▸ Task requirements
Pull every line of the entries that has the word "打开该窗口".
★ ★ ★ ★ ★ ★ ★
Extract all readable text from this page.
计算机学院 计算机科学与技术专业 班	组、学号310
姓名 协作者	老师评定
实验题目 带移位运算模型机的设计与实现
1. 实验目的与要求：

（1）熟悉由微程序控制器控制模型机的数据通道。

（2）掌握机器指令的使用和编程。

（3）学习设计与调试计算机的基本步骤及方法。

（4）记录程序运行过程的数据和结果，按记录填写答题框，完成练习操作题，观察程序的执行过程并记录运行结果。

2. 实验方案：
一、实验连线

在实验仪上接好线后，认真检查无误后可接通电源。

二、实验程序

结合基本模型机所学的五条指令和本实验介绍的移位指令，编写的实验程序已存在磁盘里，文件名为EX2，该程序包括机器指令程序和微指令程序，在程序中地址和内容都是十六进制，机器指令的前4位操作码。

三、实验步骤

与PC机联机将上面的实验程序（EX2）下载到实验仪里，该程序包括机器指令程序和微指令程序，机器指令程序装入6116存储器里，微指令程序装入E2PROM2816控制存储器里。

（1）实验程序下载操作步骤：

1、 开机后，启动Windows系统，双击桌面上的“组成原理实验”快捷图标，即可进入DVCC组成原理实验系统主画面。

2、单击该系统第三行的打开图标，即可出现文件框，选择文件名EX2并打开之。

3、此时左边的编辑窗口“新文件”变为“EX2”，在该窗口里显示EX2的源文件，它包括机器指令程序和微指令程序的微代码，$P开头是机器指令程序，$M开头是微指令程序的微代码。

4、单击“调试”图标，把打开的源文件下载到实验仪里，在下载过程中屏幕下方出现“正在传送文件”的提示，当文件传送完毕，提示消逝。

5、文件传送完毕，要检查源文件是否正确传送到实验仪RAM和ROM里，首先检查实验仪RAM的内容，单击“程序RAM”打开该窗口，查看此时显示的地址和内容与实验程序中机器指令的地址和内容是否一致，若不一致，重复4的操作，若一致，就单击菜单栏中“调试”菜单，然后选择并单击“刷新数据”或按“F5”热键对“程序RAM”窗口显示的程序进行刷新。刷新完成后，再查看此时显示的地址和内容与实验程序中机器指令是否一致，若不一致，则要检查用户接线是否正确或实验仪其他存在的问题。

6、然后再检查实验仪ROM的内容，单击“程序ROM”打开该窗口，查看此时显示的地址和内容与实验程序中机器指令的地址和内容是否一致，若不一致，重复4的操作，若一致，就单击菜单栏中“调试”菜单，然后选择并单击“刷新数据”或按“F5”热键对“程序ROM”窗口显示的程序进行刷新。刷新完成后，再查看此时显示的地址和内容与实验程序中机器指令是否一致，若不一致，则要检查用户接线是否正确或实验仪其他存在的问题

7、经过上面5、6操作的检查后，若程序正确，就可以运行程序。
★ ★ ★ ★ ★ ★ ★
▸ Task answer
5、文件传送完毕，要检查源文件是否正确传送到实验仪RAM和ROM里，首先检查实验仪RAM的内容，单击“程序RAM”打开该窗口，查看此时显示的地址和内容与实验程序中机器指令的地址和内容是否一致，若不一致，重复4的操作，若一致，就单击菜单栏中“调试”菜单，然后选择并单击“刷新数据”或按“F5”热键对“程序RAM”窗口显示的程序进行刷新。刷新完成后，再查看此时显示的地址和内容与实验程序中机器指令是否一致，若不一致，则要检查用户接线是否正确或实验仪其他存在的问题。
6、然后再检查实验仪ROM的内容，单击“程序ROM”打开该窗口，查看此时显示的地址和内容与实验程序中机器指令的地址和内容是否一致，若不一致，重复4的操作，若一致，就单击菜单栏中“调试”菜单，然后选择并单击“刷新数据”或按“F5”热键对“程序ROM”窗口显示的程序进行刷新。刷新完成后，再查看此时显示的地址和内容与实验程序中机器指令是否一致，若不一致，则要检查用户接线是否正确或实验仪其他存在的问题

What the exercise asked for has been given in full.